## [TASK INSTRUCTIONS]
Send each entry back exactly as given, pictures excluded.

## [INPUT RECORDS]
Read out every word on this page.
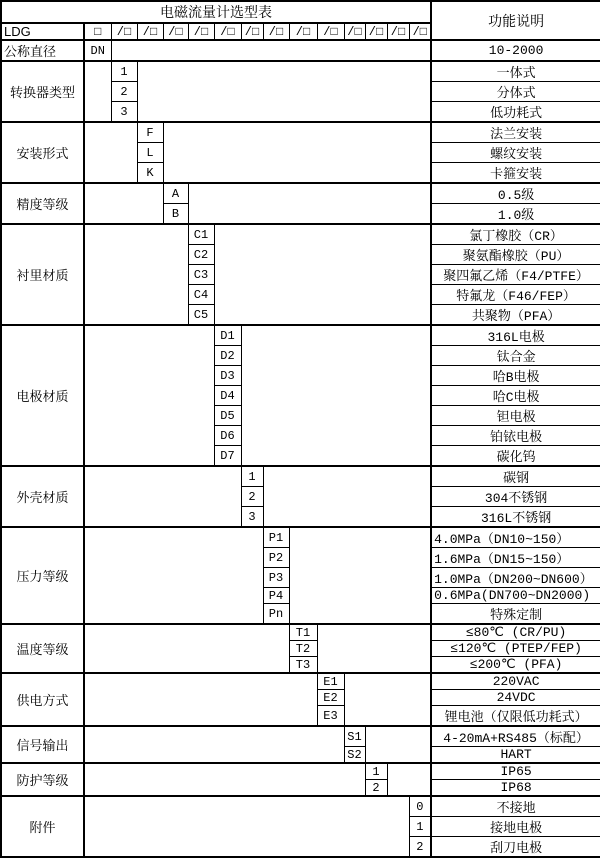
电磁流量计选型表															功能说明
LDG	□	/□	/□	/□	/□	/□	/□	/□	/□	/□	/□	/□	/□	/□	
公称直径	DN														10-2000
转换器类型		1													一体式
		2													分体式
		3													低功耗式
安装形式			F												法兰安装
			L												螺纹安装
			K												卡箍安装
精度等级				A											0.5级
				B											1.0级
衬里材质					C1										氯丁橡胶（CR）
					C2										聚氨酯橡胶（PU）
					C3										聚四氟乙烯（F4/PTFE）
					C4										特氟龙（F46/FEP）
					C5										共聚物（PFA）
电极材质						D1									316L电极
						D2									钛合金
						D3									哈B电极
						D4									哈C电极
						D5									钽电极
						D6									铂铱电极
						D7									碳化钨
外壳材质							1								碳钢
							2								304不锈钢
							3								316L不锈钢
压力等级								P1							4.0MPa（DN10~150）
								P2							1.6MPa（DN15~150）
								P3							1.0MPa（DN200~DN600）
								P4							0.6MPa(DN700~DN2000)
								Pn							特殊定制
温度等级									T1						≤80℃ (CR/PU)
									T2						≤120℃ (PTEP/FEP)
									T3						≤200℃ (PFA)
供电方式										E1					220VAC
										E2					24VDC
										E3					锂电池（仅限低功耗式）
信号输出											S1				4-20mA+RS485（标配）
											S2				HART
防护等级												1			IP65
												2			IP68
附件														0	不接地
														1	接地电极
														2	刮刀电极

## [CORRECT OUTPUT]
Read out every word on this page.
电磁流量计选型表															功能说明
LDG	□	/□	/□	/□	/□	/□	/□	/□	/□	/□	/□	/□	/□	/□	
公称直径	DN														10-2000
转换器类型		1													一体式
		2													分体式
		3													低功耗式
安装形式			F												法兰安装
			L												螺纹安装
			K												卡箍安装
精度等级				A											0.5级
				B											1.0级
衬里材质					C1										氯丁橡胶（CR）
					C2										聚氨酯橡胶（PU）
					C3										聚四氟乙烯（F4/PTFE）
					C4										特氟龙（F46/FEP）
					C5										共聚物（PFA）
电极材质						D1									316L电极
						D2									钛合金
						D3									哈B电极
						D4									哈C电极
						D5									钽电极
						D6									铂铱电极
						D7									碳化钨
外壳材质							1								碳钢
							2								304不锈钢
							3								316L不锈钢
压力等级								P1							4.0MPa（DN10~150）
								P2							1.6MPa（DN15~150）
								P3							1.0MPa（DN200~DN600）
								P4							0.6MPa(DN700~DN2000)
								Pn							特殊定制
温度等级									T1						≤80℃ (CR/PU)
									T2						≤120℃ (PTEP/FEP)
									T3						≤200℃ (PFA)
供电方式										E1					220VAC
										E2					24VDC
										E3					锂电池（仅限低功耗式）
信号输出											S1				4-20mA+RS485（标配）
											S2				HART
防护等级												1			IP65
												2			IP68
附件														0	不接地
														1	接地电极
														2	刮刀电极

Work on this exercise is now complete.